Only the number is needed: how many lines of the records include "dans"?

Stored data

________

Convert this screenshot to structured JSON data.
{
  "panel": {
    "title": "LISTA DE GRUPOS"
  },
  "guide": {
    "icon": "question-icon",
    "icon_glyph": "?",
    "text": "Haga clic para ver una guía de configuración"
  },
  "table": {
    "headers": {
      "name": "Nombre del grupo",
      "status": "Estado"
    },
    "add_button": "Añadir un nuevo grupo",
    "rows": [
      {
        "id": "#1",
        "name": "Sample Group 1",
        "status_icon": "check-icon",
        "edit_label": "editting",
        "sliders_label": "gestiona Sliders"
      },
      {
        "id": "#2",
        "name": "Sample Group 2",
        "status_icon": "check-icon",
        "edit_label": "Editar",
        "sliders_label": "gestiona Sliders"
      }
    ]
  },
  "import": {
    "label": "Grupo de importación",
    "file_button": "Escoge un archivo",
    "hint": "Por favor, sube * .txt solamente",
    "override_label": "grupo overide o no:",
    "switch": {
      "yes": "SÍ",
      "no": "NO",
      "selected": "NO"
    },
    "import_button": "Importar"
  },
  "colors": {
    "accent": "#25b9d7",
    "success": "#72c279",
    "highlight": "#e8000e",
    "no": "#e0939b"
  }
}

________

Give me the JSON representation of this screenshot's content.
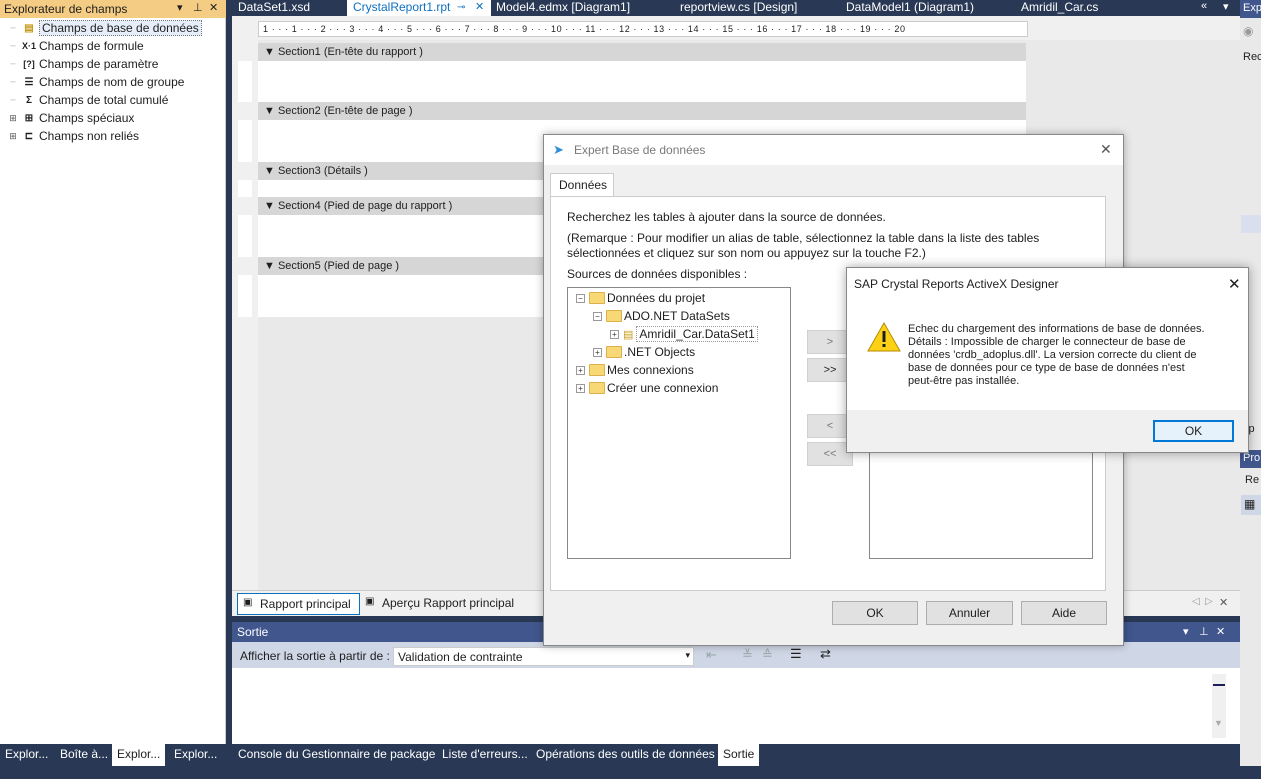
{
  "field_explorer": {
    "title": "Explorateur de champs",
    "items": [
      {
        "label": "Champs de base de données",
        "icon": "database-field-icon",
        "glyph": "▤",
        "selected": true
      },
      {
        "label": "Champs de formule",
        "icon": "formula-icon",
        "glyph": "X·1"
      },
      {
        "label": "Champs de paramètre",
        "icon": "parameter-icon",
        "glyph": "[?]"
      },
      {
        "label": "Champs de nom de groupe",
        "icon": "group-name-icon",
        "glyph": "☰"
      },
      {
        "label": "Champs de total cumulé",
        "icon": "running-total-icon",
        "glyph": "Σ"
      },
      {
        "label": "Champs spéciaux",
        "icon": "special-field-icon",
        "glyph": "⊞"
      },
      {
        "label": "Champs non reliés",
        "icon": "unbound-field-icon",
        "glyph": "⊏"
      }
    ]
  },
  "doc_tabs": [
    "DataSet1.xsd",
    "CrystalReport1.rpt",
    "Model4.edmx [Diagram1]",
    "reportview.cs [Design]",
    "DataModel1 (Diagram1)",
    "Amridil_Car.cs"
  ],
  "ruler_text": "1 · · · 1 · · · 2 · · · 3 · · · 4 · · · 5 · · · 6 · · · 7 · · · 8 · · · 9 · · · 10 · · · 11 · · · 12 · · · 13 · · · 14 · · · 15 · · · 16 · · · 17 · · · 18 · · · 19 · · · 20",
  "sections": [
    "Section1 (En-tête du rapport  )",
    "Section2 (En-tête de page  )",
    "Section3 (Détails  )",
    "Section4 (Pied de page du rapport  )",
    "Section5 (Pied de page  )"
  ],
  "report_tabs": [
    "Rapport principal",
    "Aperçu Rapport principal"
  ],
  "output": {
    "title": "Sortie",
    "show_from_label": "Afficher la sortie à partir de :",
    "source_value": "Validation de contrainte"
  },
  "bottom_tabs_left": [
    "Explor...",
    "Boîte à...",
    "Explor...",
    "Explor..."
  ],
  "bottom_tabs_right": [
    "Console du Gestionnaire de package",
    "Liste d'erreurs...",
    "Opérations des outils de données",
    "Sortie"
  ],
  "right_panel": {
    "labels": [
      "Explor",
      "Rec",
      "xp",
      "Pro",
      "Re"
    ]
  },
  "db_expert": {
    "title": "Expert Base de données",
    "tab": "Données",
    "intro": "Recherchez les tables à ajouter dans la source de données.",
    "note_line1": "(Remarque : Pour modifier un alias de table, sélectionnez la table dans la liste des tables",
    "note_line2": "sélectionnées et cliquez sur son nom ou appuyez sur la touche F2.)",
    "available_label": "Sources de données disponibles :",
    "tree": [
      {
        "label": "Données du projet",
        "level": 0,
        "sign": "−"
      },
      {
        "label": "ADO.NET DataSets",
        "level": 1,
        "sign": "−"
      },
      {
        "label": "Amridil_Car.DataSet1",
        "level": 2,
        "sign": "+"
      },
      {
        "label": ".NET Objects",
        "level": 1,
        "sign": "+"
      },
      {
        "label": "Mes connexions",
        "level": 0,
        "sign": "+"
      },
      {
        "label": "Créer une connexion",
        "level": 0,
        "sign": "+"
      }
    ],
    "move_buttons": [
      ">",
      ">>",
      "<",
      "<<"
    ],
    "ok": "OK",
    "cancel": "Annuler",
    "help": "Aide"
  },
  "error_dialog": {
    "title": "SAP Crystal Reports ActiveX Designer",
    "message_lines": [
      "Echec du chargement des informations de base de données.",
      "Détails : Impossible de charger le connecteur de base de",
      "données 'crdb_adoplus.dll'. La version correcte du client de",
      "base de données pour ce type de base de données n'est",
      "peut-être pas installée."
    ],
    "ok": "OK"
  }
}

________

- Correct response: 2